_THE PROBLEM_. Only the number is wanted: count the lines that contain "this".

──────── PROVIDED RECORDS

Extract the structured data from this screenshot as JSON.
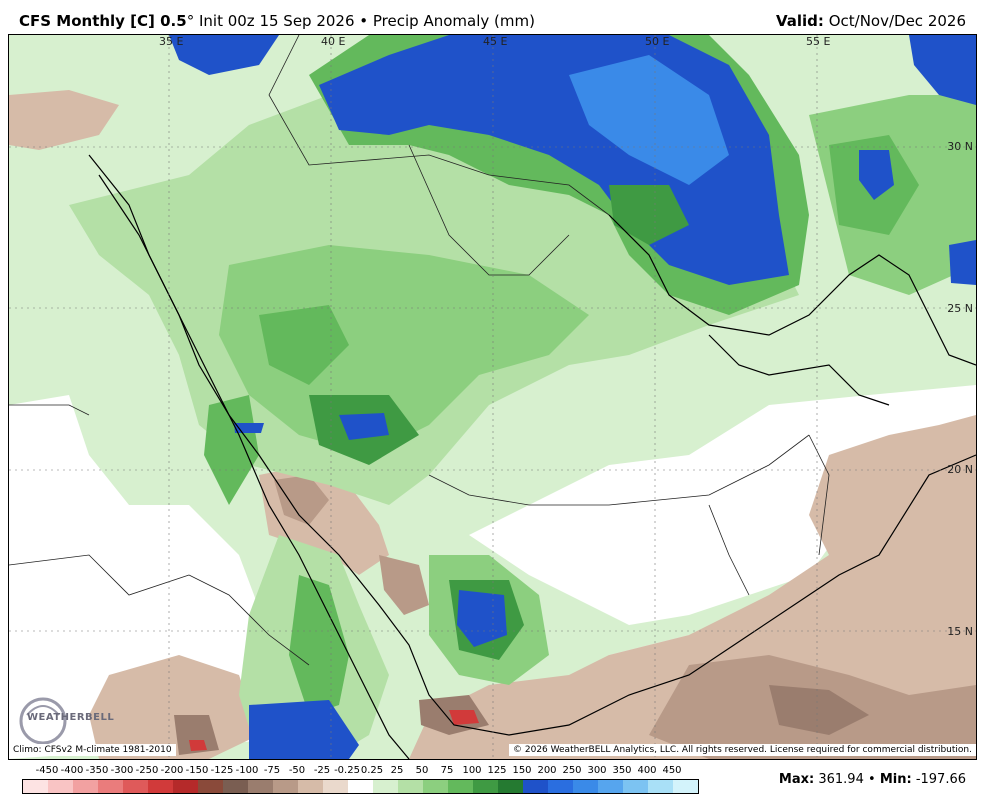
{
  "header": {
    "title_bold": "CFS Monthly [C] 0.5",
    "title_deg": "°",
    "title_rest": " Init 00z 15 Sep 2026 • Precip Anomaly (mm)",
    "valid_label": "Valid:",
    "valid_value": "Oct/Nov/Dec 2026"
  },
  "map": {
    "lon_labels": [
      "35 E",
      "40 E",
      "45 E",
      "50 E",
      "55 E"
    ],
    "lat_labels": [
      "30 N",
      "25 N",
      "20 N",
      "15 N"
    ],
    "logo_text": "WEATHERBELL",
    "climo": "Climo: CFSv2 M-climate 1981-2010",
    "copyright": "© 2026 WeatherBELL Analytics, LLC. All rights reserved. License required for commercial distribution."
  },
  "colorbar": {
    "ticks": [
      "-450",
      "-400",
      "-350",
      "-300",
      "-250",
      "-200",
      "-150",
      "-125",
      "-100",
      "-75",
      "-50",
      "-25",
      "-0.25",
      "0.25",
      "25",
      "50",
      "75",
      "100",
      "125",
      "150",
      "200",
      "250",
      "300",
      "350",
      "400",
      "450"
    ],
    "colors": [
      "#fde3e3",
      "#f9c4c4",
      "#f2a1a1",
      "#ea7c7c",
      "#df5a5a",
      "#d13a3a",
      "#b52a2a",
      "#8a4a3a",
      "#7a5e52",
      "#9a7d6e",
      "#b89a88",
      "#d6bba8",
      "#ead9cc",
      "#ffffff",
      "#d7f0cf",
      "#b4e0a6",
      "#8ccf7f",
      "#63b95c",
      "#3f9a43",
      "#257a31",
      "#1f52c9",
      "#2a6ee0",
      "#3a8ae8",
      "#56a5ee",
      "#7cc3f2",
      "#a9e0f7",
      "#d3f3fb"
    ]
  },
  "stats": {
    "max_label": "Max:",
    "max_value": "361.94",
    "sep": "•",
    "min_label": "Min:",
    "min_value": "-197.66"
  }
}
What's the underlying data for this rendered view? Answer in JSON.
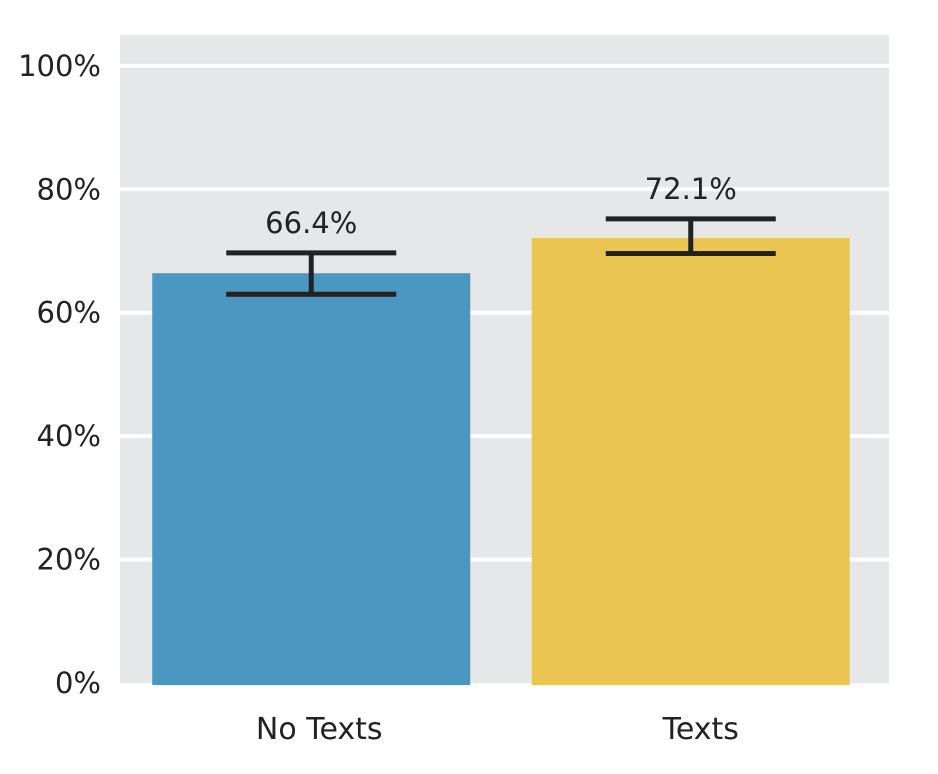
{
  "chart_data": {
    "type": "bar",
    "categories": [
      "No Texts",
      "Texts"
    ],
    "series": [
      {
        "values": [
          66.4,
          72.1
        ],
        "error_low": [
          63.0,
          69.6
        ],
        "error_high": [
          69.7,
          75.2
        ],
        "colors": [
          "#4a97c2",
          "#ebc552"
        ]
      }
    ],
    "data_labels": [
      "66.4%",
      "72.1%"
    ],
    "yticks": [
      "0%",
      "20%",
      "40%",
      "60%",
      "80%",
      "100%"
    ],
    "ytick_values": [
      0,
      20,
      40,
      60,
      80,
      100
    ],
    "ylim": [
      0,
      105
    ],
    "grid": true,
    "background": "#e6e7e9",
    "error_bar_color": "#222222",
    "title": "",
    "xlabel": "",
    "ylabel": ""
  }
}
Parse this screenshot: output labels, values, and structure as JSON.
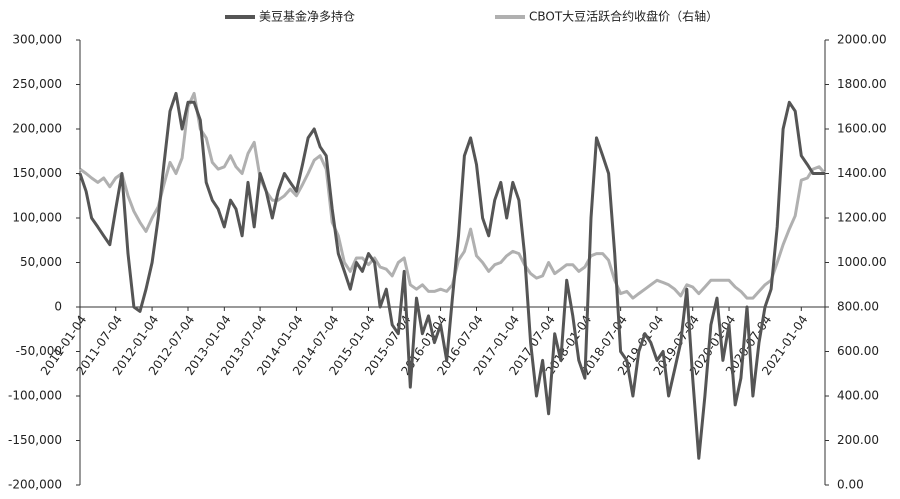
{
  "chart_data": {
    "type": "line",
    "xlim": [
      "2011-01-04",
      "2021-05-04"
    ],
    "xticks": [
      "2011-01-04",
      "2011-07-04",
      "2012-01-04",
      "2012-07-04",
      "2013-01-04",
      "2013-07-04",
      "2014-01-04",
      "2014-07-04",
      "2015-01-04",
      "2015-07-04",
      "2016-01-04",
      "2016-07-04",
      "2017-01-04",
      "2017-07-04",
      "2018-01-04",
      "2018-07-04",
      "2019-01-04",
      "2019-07-04",
      "2020-01-04",
      "2020-07-04",
      "2021-01-04"
    ],
    "x": [
      "2011-01-04",
      "2011-02-04",
      "2011-03-04",
      "2011-04-04",
      "2011-05-04",
      "2011-06-04",
      "2011-07-04",
      "2011-08-04",
      "2011-09-04",
      "2011-10-04",
      "2011-11-04",
      "2011-12-04",
      "2012-01-04",
      "2012-02-04",
      "2012-03-04",
      "2012-04-04",
      "2012-05-04",
      "2012-06-04",
      "2012-07-04",
      "2012-08-04",
      "2012-09-04",
      "2012-10-04",
      "2012-11-04",
      "2012-12-04",
      "2013-01-04",
      "2013-02-04",
      "2013-03-04",
      "2013-04-04",
      "2013-05-04",
      "2013-06-04",
      "2013-07-04",
      "2013-08-04",
      "2013-09-04",
      "2013-10-04",
      "2013-11-04",
      "2013-12-04",
      "2014-01-04",
      "2014-02-04",
      "2014-03-04",
      "2014-04-04",
      "2014-05-04",
      "2014-06-04",
      "2014-07-04",
      "2014-08-04",
      "2014-09-04",
      "2014-10-04",
      "2014-11-04",
      "2014-12-04",
      "2015-01-04",
      "2015-02-04",
      "2015-03-04",
      "2015-04-04",
      "2015-05-04",
      "2015-06-04",
      "2015-07-04",
      "2015-08-04",
      "2015-09-04",
      "2015-10-04",
      "2015-11-04",
      "2015-12-04",
      "2016-01-04",
      "2016-02-04",
      "2016-03-04",
      "2016-04-04",
      "2016-05-04",
      "2016-06-04",
      "2016-07-04",
      "2016-08-04",
      "2016-09-04",
      "2016-10-04",
      "2016-11-04",
      "2016-12-04",
      "2017-01-04",
      "2017-02-04",
      "2017-03-04",
      "2017-04-04",
      "2017-05-04",
      "2017-06-04",
      "2017-07-04",
      "2017-08-04",
      "2017-09-04",
      "2017-10-04",
      "2017-11-04",
      "2017-12-04",
      "2018-01-04",
      "2018-02-04",
      "2018-03-04",
      "2018-04-04",
      "2018-05-04",
      "2018-06-04",
      "2018-07-04",
      "2018-08-04",
      "2018-09-04",
      "2018-10-04",
      "2018-11-04",
      "2018-12-04",
      "2019-01-04",
      "2019-02-04",
      "2019-03-04",
      "2019-04-04",
      "2019-05-04",
      "2019-06-04",
      "2019-07-04",
      "2019-08-04",
      "2019-09-04",
      "2019-10-04",
      "2019-11-04",
      "2019-12-04",
      "2020-01-04",
      "2020-02-04",
      "2020-03-04",
      "2020-04-04",
      "2020-05-04",
      "2020-06-04",
      "2020-07-04",
      "2020-08-04",
      "2020-09-04",
      "2020-10-04",
      "2020-11-04",
      "2020-12-04",
      "2021-01-04",
      "2021-02-04",
      "2021-03-04",
      "2021-04-04",
      "2021-05-04"
    ],
    "ylim": [
      -200000,
      300000
    ],
    "yticks": [
      {
        "value": -200000,
        "label": "-200,000"
      },
      {
        "value": -150000,
        "label": "-150,000"
      },
      {
        "value": -100000,
        "label": "-100,000"
      },
      {
        "value": -50000,
        "label": "-50,000"
      },
      0,
      {
        "value": 50000,
        "label": "50,000"
      },
      {
        "value": 100000,
        "label": "100,000"
      },
      {
        "value": 150000,
        "label": "150,000"
      },
      {
        "value": 200000,
        "label": "200,000"
      },
      {
        "value": 250000,
        "label": "250,000"
      },
      {
        "value": 300000,
        "label": "300,000"
      }
    ],
    "y2lim": [
      0,
      2000
    ],
    "y2ticks": [
      {
        "value": 0,
        "label": "0.00"
      },
      {
        "value": 200,
        "label": "200.00"
      },
      {
        "value": 400,
        "label": "400.00"
      },
      {
        "value": 600,
        "label": "600.00"
      },
      {
        "value": 800,
        "label": "800.00"
      },
      {
        "value": 1000,
        "label": "1000.00"
      },
      {
        "value": 1200,
        "label": "1200.00"
      },
      {
        "value": 1400,
        "label": "1400.00"
      },
      {
        "value": 1600,
        "label": "1600.00"
      },
      {
        "value": 1800,
        "label": "1800.00"
      },
      {
        "value": 2000,
        "label": "2000.00"
      }
    ],
    "series": [
      {
        "name": "美豆基金净多持仓",
        "color": "#555555",
        "values": [
          150000,
          130000,
          100000,
          90000,
          80000,
          70000,
          110000,
          150000,
          60000,
          0,
          -5000,
          20000,
          50000,
          100000,
          160000,
          220000,
          240000,
          200000,
          230000,
          230000,
          210000,
          140000,
          120000,
          110000,
          90000,
          120000,
          110000,
          80000,
          140000,
          90000,
          150000,
          130000,
          100000,
          130000,
          150000,
          140000,
          130000,
          160000,
          190000,
          200000,
          180000,
          170000,
          110000,
          60000,
          40000,
          20000,
          50000,
          40000,
          60000,
          50000,
          0,
          20000,
          -20000,
          -30000,
          40000,
          -90000,
          10000,
          -30000,
          -10000,
          -40000,
          -20000,
          -60000,
          10000,
          80000,
          170000,
          190000,
          160000,
          100000,
          80000,
          120000,
          140000,
          100000,
          140000,
          120000,
          60000,
          -40000,
          -100000,
          -60000,
          -120000,
          -30000,
          -60000,
          30000,
          -10000,
          -60000,
          -80000,
          100000,
          190000,
          170000,
          150000,
          60000,
          -50000,
          -60000,
          -100000,
          -50000,
          -30000,
          -40000,
          -60000,
          -50000,
          -100000,
          -70000,
          -40000,
          20000,
          -80000,
          -170000,
          -100000,
          -20000,
          10000,
          -60000,
          -20000,
          -110000,
          -80000,
          0,
          -100000,
          -40000,
          0,
          20000,
          90000,
          200000,
          230000,
          220000,
          170000,
          160000,
          150000,
          150000,
          150000
        ]
      },
      {
        "name": "CBOT大豆活跃合约收盘价（右轴）",
        "color": "#b0b0b0",
        "axis": "y2",
        "values": [
          1420,
          1400,
          1380,
          1360,
          1380,
          1340,
          1380,
          1400,
          1300,
          1230,
          1180,
          1140,
          1200,
          1250,
          1350,
          1450,
          1400,
          1470,
          1700,
          1760,
          1600,
          1560,
          1450,
          1420,
          1430,
          1480,
          1430,
          1400,
          1490,
          1540,
          1380,
          1320,
          1280,
          1280,
          1300,
          1330,
          1300,
          1350,
          1400,
          1460,
          1480,
          1420,
          1180,
          1120,
          1000,
          960,
          1020,
          1020,
          990,
          1020,
          980,
          970,
          940,
          1000,
          1020,
          900,
          880,
          900,
          870,
          870,
          880,
          870,
          900,
          1010,
          1050,
          1150,
          1030,
          1000,
          960,
          990,
          1000,
          1030,
          1050,
          1040,
          990,
          950,
          930,
          940,
          1000,
          950,
          970,
          990,
          990,
          960,
          980,
          1030,
          1040,
          1040,
          1010,
          920,
          860,
          870,
          840,
          860,
          880,
          900,
          920,
          910,
          900,
          880,
          850,
          900,
          890,
          860,
          890,
          920,
          920,
          920,
          920,
          890,
          870,
          840,
          840,
          870,
          900,
          920,
          1000,
          1080,
          1150,
          1210,
          1370,
          1380,
          1420,
          1430,
          1400
        ]
      }
    ]
  }
}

────────────────

_THE RESPONSE_. 3